__TASK TO CARRY OUT__
Your task is to print all of the data word for word.

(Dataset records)
* * *
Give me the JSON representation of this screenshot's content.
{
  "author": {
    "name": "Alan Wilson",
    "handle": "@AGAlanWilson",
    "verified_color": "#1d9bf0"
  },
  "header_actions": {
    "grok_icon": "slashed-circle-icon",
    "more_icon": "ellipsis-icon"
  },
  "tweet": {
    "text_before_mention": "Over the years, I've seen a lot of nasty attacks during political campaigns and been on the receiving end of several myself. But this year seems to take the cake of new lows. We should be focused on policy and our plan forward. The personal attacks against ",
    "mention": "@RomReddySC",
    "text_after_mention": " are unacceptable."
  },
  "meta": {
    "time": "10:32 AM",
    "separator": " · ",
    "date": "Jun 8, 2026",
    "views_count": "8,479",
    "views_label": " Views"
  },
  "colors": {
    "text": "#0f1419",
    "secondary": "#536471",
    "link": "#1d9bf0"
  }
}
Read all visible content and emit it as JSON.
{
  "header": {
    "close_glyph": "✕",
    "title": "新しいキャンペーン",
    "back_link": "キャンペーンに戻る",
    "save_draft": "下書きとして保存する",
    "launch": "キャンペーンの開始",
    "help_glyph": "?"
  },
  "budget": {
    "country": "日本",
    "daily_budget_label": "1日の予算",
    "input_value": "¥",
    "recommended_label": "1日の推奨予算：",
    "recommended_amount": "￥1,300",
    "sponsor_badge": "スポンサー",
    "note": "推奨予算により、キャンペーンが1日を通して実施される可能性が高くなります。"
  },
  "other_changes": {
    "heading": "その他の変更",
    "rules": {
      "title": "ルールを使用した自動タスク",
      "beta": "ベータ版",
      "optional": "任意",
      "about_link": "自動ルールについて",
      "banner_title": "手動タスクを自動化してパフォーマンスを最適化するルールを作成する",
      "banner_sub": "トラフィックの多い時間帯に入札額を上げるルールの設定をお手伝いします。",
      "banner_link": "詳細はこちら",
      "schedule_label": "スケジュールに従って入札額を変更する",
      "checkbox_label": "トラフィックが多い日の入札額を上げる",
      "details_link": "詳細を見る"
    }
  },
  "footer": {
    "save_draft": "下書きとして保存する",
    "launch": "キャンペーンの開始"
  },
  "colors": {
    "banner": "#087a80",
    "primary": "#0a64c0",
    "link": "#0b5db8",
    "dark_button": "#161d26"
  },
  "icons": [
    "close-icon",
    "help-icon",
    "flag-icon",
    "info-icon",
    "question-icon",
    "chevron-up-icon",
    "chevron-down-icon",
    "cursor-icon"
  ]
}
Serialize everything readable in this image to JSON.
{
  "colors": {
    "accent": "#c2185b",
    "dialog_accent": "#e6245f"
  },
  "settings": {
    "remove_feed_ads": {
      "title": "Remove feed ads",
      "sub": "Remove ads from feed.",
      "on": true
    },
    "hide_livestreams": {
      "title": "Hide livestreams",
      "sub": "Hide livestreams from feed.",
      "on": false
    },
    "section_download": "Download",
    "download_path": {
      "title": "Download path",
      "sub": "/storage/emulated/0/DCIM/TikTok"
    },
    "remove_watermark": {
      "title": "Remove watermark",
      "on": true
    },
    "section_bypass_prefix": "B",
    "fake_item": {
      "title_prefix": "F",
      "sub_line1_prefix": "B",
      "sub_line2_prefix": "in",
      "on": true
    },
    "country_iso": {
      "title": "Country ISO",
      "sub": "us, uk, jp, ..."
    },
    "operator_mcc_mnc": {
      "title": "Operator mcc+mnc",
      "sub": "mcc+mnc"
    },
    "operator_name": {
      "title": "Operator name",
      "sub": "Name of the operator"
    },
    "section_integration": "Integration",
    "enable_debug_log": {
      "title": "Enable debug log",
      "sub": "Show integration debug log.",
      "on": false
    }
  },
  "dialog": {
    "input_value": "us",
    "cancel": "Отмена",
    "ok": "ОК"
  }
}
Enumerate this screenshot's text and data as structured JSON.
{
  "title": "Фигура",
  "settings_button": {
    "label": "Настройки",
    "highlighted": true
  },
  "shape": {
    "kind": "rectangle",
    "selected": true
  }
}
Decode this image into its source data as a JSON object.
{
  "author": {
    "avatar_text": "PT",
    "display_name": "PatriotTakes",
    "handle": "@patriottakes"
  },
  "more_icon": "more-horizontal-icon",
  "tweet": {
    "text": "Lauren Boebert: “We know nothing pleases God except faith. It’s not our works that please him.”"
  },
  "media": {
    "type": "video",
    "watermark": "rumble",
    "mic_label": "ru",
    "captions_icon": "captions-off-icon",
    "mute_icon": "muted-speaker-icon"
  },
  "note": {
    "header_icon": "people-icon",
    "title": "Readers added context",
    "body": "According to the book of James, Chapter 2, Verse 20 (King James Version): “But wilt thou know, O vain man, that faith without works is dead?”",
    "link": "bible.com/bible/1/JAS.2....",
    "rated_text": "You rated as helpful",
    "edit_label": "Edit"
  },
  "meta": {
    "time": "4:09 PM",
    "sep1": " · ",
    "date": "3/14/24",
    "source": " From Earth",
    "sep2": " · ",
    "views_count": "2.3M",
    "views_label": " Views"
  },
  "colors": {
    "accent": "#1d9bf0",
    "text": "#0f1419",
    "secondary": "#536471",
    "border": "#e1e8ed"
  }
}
* * *
__RESULT__
Give me the JSON representation of this screenshot's content.
{
  "author": {
    "name": "Alan Wilson",
    "handle": "@AGAlanWilson",
    "verified_color": "#1d9bf0"
  },
  "header_actions": {
    "grok_icon": "slashed-circle-icon",
    "more_icon": "ellipsis-icon"
  },
  "tweet": {
    "text_before_mention": "Over the years, I've seen a lot of nasty attacks during political campaigns and been on the receiving end of several myself. But this year seems to take the cake of new lows. We should be focused on policy and our plan forward. The personal attacks against ",
    "mention": "@RomReddySC",
    "text_after_mention": " are unacceptable."
  },
  "meta": {
    "time": "10:32 AM",
    "separator": " · ",
    "date": "Jun 8, 2026",
    "views_count": "8,479",
    "views_label": " Views"
  },
  "colors": {
    "text": "#0f1419",
    "secondary": "#536471",
    "link": "#1d9bf0"
  }
}
Read all visible content and emit it as JSON.
{
  "header": {
    "close_glyph": "✕",
    "title": "新しいキャンペーン",
    "back_link": "キャンペーンに戻る",
    "save_draft": "下書きとして保存する",
    "launch": "キャンペーンの開始",
    "help_glyph": "?"
  },
  "budget": {
    "country": "日本",
    "daily_budget_label": "1日の予算",
    "input_value": "¥",
    "recommended_label": "1日の推奨予算：",
    "recommended_amount": "￥1,300",
    "sponsor_badge": "スポンサー",
    "note": "推奨予算により、キャンペーンが1日を通して実施される可能性が高くなります。"
  },
  "other_changes": {
    "heading": "その他の変更",
    "rules": {
      "title": "ルールを使用した自動タスク",
      "beta": "ベータ版",
      "optional": "任意",
      "about_link": "自動ルールについて",
      "banner_title": "手動タスクを自動化してパフォーマンスを最適化するルールを作成する",
      "banner_sub": "トラフィックの多い時間帯に入札額を上げるルールの設定をお手伝いします。",
      "banner_link": "詳細はこちら",
      "schedule_label": "スケジュールに従って入札額を変更する",
      "checkbox_label": "トラフィックが多い日の入札額を上げる",
      "details_link": "詳細を見る"
    }
  },
  "footer": {
    "save_draft": "下書きとして保存する",
    "launch": "キャンペーンの開始"
  },
  "colors": {
    "banner": "#087a80",
    "primary": "#0a64c0",
    "link": "#0b5db8",
    "dark_button": "#161d26"
  },
  "icons": [
    "close-icon",
    "help-icon",
    "flag-icon",
    "info-icon",
    "question-icon",
    "chevron-up-icon",
    "chevron-down-icon",
    "cursor-icon"
  ]
}
Serialize everything readable in this image to JSON.
{
  "colors": {
    "accent": "#c2185b",
    "dialog_accent": "#e6245f"
  },
  "settings": {
    "remove_feed_ads": {
      "title": "Remove feed ads",
      "sub": "Remove ads from feed.",
      "on": true
    },
    "hide_livestreams": {
      "title": "Hide livestreams",
      "sub": "Hide livestreams from feed.",
      "on": false
    },
    "section_download": "Download",
    "download_path": {
      "title": "Download path",
      "sub": "/storage/emulated/0/DCIM/TikTok"
    },
    "remove_watermark": {
      "title": "Remove watermark",
      "on": true
    },
    "section_bypass_prefix": "B",
    "fake_item": {
      "title_prefix": "F",
      "sub_line1_prefix": "B",
      "sub_line2_prefix": "in",
      "on": true
    },
    "country_iso": {
      "title": "Country ISO",
      "sub": "us, uk, jp, ..."
    },
    "operator_mcc_mnc": {
      "title": "Operator mcc+mnc",
      "sub": "mcc+mnc"
    },
    "operator_name": {
      "title": "Operator name",
      "sub": "Name of the operator"
    },
    "section_integration": "Integration",
    "enable_debug_log": {
      "title": "Enable debug log",
      "sub": "Show integration debug log.",
      "on": false
    }
  },
  "dialog": {
    "input_value": "us",
    "cancel": "Отмена",
    "ok": "ОК"
  }
}
Enumerate this screenshot's text and data as structured JSON.
{
  "title": "Фигура",
  "settings_button": {
    "label": "Настройки",
    "highlighted": true
  },
  "shape": {
    "kind": "rectangle",
    "selected": true
  }
}
Decode this image into its source data as a JSON object.
{
  "author": {
    "avatar_text": "PT",
    "display_name": "PatriotTakes",
    "handle": "@patriottakes"
  },
  "more_icon": "more-horizontal-icon",
  "tweet": {
    "text": "Lauren Boebert: “We know nothing pleases God except faith. It’s not our works that please him.”"
  },
  "media": {
    "type": "video",
    "watermark": "rumble",
    "mic_label": "ru",
    "captions_icon": "captions-off-icon",
    "mute_icon": "muted-speaker-icon"
  },
  "note": {
    "header_icon": "people-icon",
    "title": "Readers added context",
    "body": "According to the book of James, Chapter 2, Verse 20 (King James Version): “But wilt thou know, O vain man, that faith without works is dead?”",
    "link": "bible.com/bible/1/JAS.2....",
    "rated_text": "You rated as helpful",
    "edit_label": "Edit"
  },
  "meta": {
    "time": "4:09 PM",
    "sep1": " · ",
    "date": "3/14/24",
    "source": " From Earth",
    "sep2": " · ",
    "views_count": "2.3M",
    "views_label": " Views"
  },
  "colors": {
    "accent": "#1d9bf0",
    "text": "#0f1419",
    "secondary": "#536471",
    "border": "#e1e8ed"
  }
}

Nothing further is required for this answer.